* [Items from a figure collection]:
══════════════════════════════

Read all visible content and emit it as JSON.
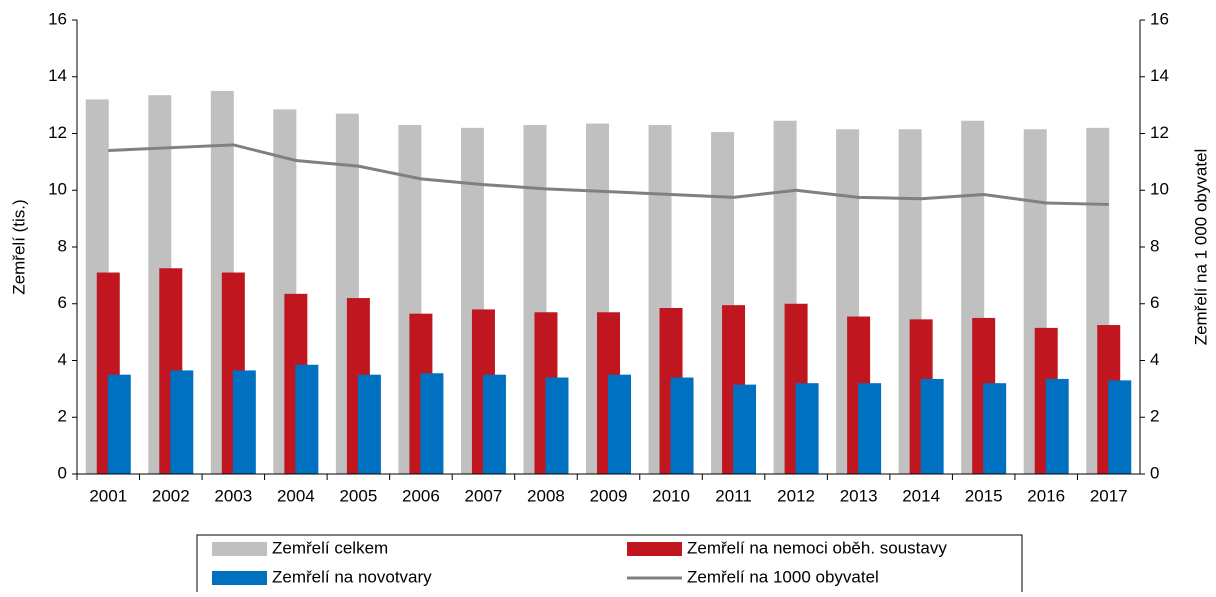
{
  "chart_data": {
    "type": "bar",
    "y_label": "Zemřelí (tis.)",
    "y2_label": "Zemřelí na 1 000 obyvatel",
    "categories": [
      "2001",
      "2002",
      "2003",
      "2004",
      "2005",
      "2006",
      "2007",
      "2008",
      "2009",
      "2010",
      "2011",
      "2012",
      "2013",
      "2014",
      "2015",
      "2016",
      "2017"
    ],
    "series": [
      {
        "name": "Zemřelí celkem",
        "type": "bar",
        "color": "#c0c0c0",
        "values": [
          13.2,
          13.35,
          13.5,
          12.85,
          12.7,
          12.3,
          12.2,
          12.3,
          12.35,
          12.3,
          12.05,
          12.45,
          12.15,
          12.15,
          12.45,
          12.15,
          12.2
        ]
      },
      {
        "name": "Zemřelí na nemoci oběh. soustavy",
        "type": "bar",
        "color": "#c0161f",
        "values": [
          7.1,
          7.25,
          7.1,
          6.35,
          6.2,
          5.65,
          5.8,
          5.7,
          5.7,
          5.85,
          5.95,
          6.0,
          5.55,
          5.45,
          5.5,
          5.15,
          5.25
        ]
      },
      {
        "name": "Zemřelí na novotvary",
        "type": "bar",
        "color": "#0070c0",
        "values": [
          3.5,
          3.65,
          3.65,
          3.85,
          3.5,
          3.55,
          3.5,
          3.4,
          3.5,
          3.4,
          3.15,
          3.2,
          3.2,
          3.35,
          3.2,
          3.35,
          3.3
        ]
      },
      {
        "name": "Zemřelí na 1000 obyvatel",
        "type": "line",
        "axis": "y2",
        "color": "#808080",
        "values": [
          11.4,
          11.5,
          11.6,
          11.05,
          10.85,
          10.4,
          10.2,
          10.05,
          9.95,
          9.85,
          9.75,
          10.0,
          9.75,
          9.7,
          9.85,
          9.55,
          9.5
        ]
      }
    ],
    "ylim": [
      0,
      16
    ],
    "yticks": [
      0,
      2,
      4,
      6,
      8,
      10,
      12,
      14,
      16
    ],
    "y2lim": [
      0,
      16
    ],
    "y2ticks": [
      0,
      2,
      4,
      6,
      8,
      10,
      12,
      14,
      16
    ],
    "grid": false
  }
}
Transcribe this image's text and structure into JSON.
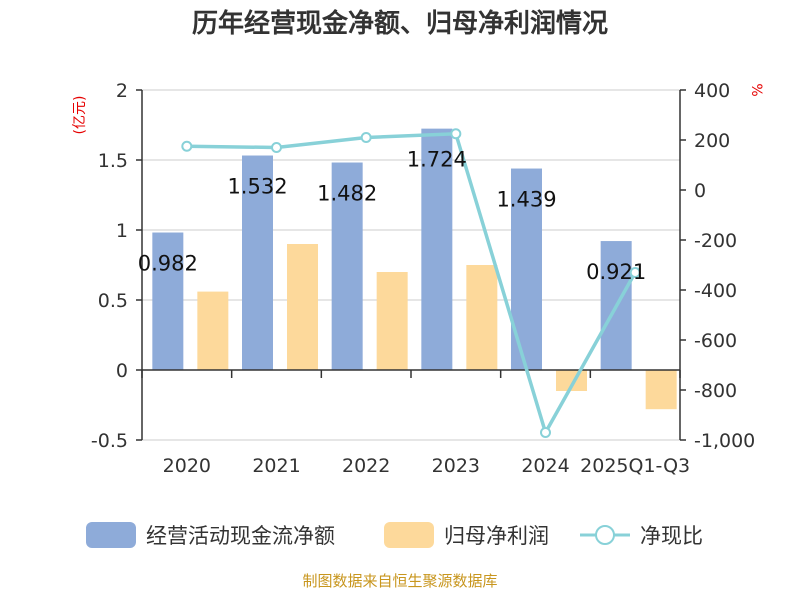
{
  "chart_data": {
    "type": "bar",
    "title": "历年经营现金净额、归母净利润情况",
    "categories": [
      "2020",
      "2021",
      "2022",
      "2023",
      "2024",
      "2025Q1-Q3"
    ],
    "series": [
      {
        "name": "经营活动现金流净额",
        "type": "bar",
        "axis": "left",
        "color": "#8eabd9",
        "values": [
          0.982,
          1.532,
          1.482,
          1.724,
          1.439,
          0.921
        ]
      },
      {
        "name": "归母净利润",
        "type": "bar",
        "axis": "left",
        "color": "#fdd99b",
        "values": [
          0.56,
          0.9,
          0.7,
          0.75,
          -0.15,
          -0.28
        ]
      },
      {
        "name": "净现比",
        "type": "line",
        "axis": "right",
        "color": "#88d1d8",
        "values": [
          175,
          170,
          210,
          225,
          -970,
          -330
        ]
      }
    ],
    "data_labels": [
      "0.982",
      "1.532",
      "1.482",
      "1.724",
      "1.439",
      "0.921"
    ],
    "y_left": {
      "label": "(亿元)",
      "ylim": [
        -0.5,
        2
      ],
      "ticks": [
        2,
        1.5,
        1,
        0.5,
        0,
        -0.5
      ],
      "tick_labels": [
        "2",
        "1.5",
        "1",
        "0.5",
        "0",
        "-0.5"
      ]
    },
    "y_right": {
      "label": "%",
      "ylim": [
        -1000,
        400
      ],
      "ticks": [
        400,
        200,
        0,
        -200,
        -400,
        -600,
        -800,
        -1000
      ],
      "tick_labels": [
        "400",
        "200",
        "0",
        "-200",
        "-400",
        "-600",
        "-800",
        "-1,000"
      ]
    },
    "grid": true,
    "legend_position": "bottom"
  },
  "footer": "制图数据来自恒生聚源数据库"
}
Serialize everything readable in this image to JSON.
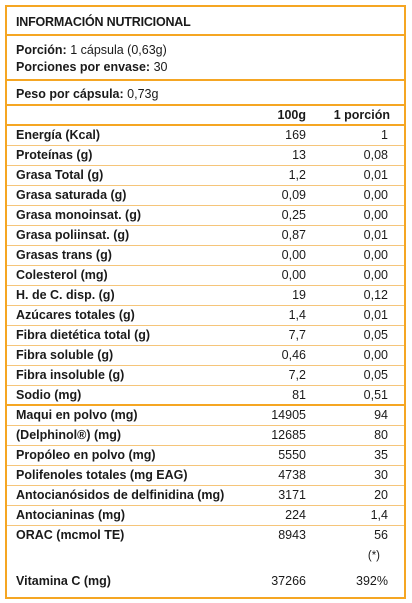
{
  "title": "INFORMACIÓN NUTRICIONAL",
  "serving": {
    "porcion_label": "Porción:",
    "porcion_value": "1 cápsula (0,63g)",
    "envase_label": "Porciones por envase:",
    "envase_value": "30"
  },
  "peso": {
    "label": "Peso por cápsula:",
    "value": "0,73g"
  },
  "columns": {
    "c100": "100g",
    "porcion": "1 porción"
  },
  "nutrients": [
    {
      "name": "Energía (Kcal)",
      "v100": "169",
      "vpor": "1"
    },
    {
      "name": "Proteínas (g)",
      "v100": "13",
      "vpor": "0,08"
    },
    {
      "name": "Grasa Total (g)",
      "v100": "1,2",
      "vpor": "0,01"
    },
    {
      "name": "Grasa saturada (g)",
      "v100": "0,09",
      "vpor": "0,00"
    },
    {
      "name": "Grasa monoinsat. (g)",
      "v100": "0,25",
      "vpor": "0,00"
    },
    {
      "name": "Grasa poliinsat. (g)",
      "v100": "0,87",
      "vpor": "0,01"
    },
    {
      "name": "Grasas trans (g)",
      "v100": "0,00",
      "vpor": "0,00"
    },
    {
      "name": "Colesterol (mg)",
      "v100": "0,00",
      "vpor": "0,00"
    },
    {
      "name": "H. de C. disp. (g)",
      "v100": "19",
      "vpor": "0,12"
    },
    {
      "name": "Azúcares totales (g)",
      "v100": "1,4",
      "vpor": "0,01"
    },
    {
      "name": "Fibra dietética total (g)",
      "v100": "7,7",
      "vpor": "0,05"
    },
    {
      "name": "Fibra soluble (g)",
      "v100": "0,46",
      "vpor": "0,00"
    },
    {
      "name": "Fibra insoluble (g)",
      "v100": "7,2",
      "vpor": "0,05"
    },
    {
      "name": "Sodio (mg)",
      "v100": "81",
      "vpor": "0,51"
    }
  ],
  "actives": [
    {
      "name": "Maqui en polvo (mg)",
      "v100": "14905",
      "vpor": "94"
    },
    {
      "name": "(Delphinol®) (mg)",
      "v100": "12685",
      "vpor": "80"
    },
    {
      "name": "Propóleo en polvo (mg)",
      "v100": "5550",
      "vpor": "35"
    },
    {
      "name": "Polifenoles totales (mg EAG)",
      "v100": "4738",
      "vpor": "30"
    },
    {
      "name": "Antocianósidos de delfinidina (mg)",
      "v100": "3171",
      "vpor": "20"
    },
    {
      "name": "Antocianinas (mg)",
      "v100": "224",
      "vpor": "1,4"
    },
    {
      "name": "ORAC (mcmol TE)",
      "v100": "8943",
      "vpor": "56"
    }
  ],
  "note": "(*)",
  "vitamin": {
    "name": "Vitamina C (mg)",
    "v100": "37266",
    "vpor": "392%"
  }
}
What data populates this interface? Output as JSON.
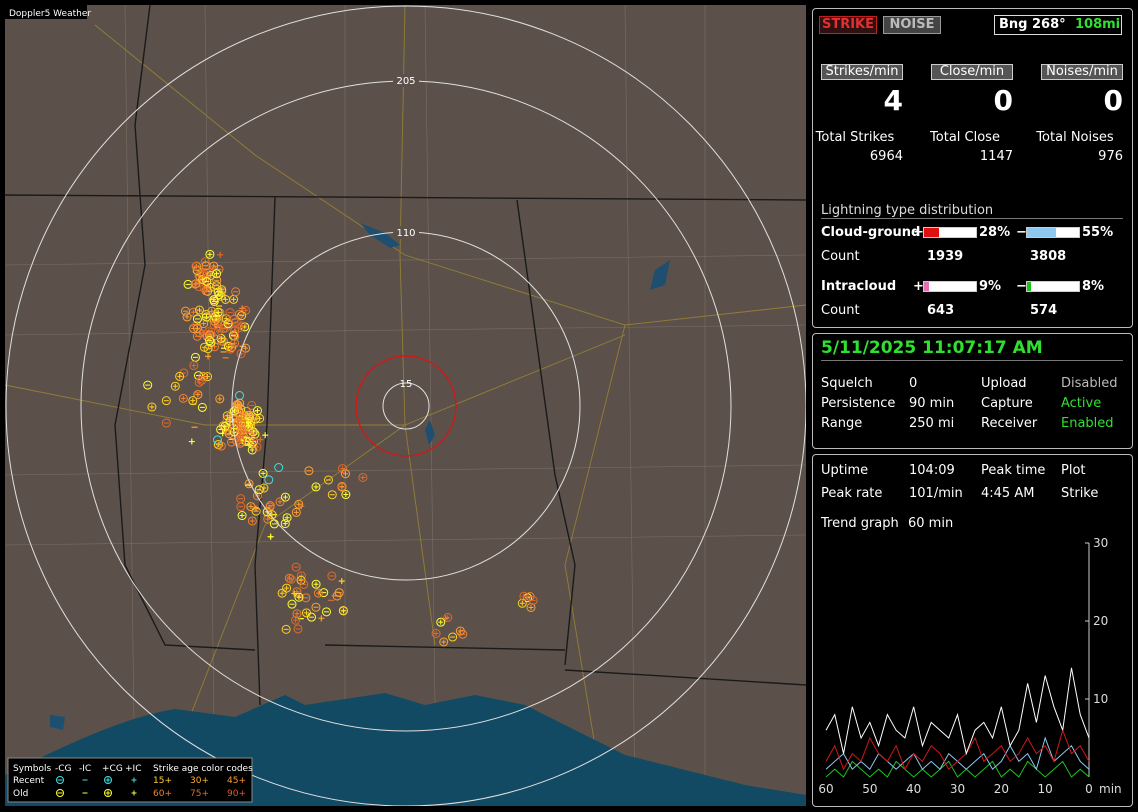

══════════════════════════════

* [Challenge]: Only lines with "cápsula" are wanted here; list each of them.

* [Task response]:
    "porcion_value": "1 cápsula (0,63g)",
    "label": "Peso por cápsula:",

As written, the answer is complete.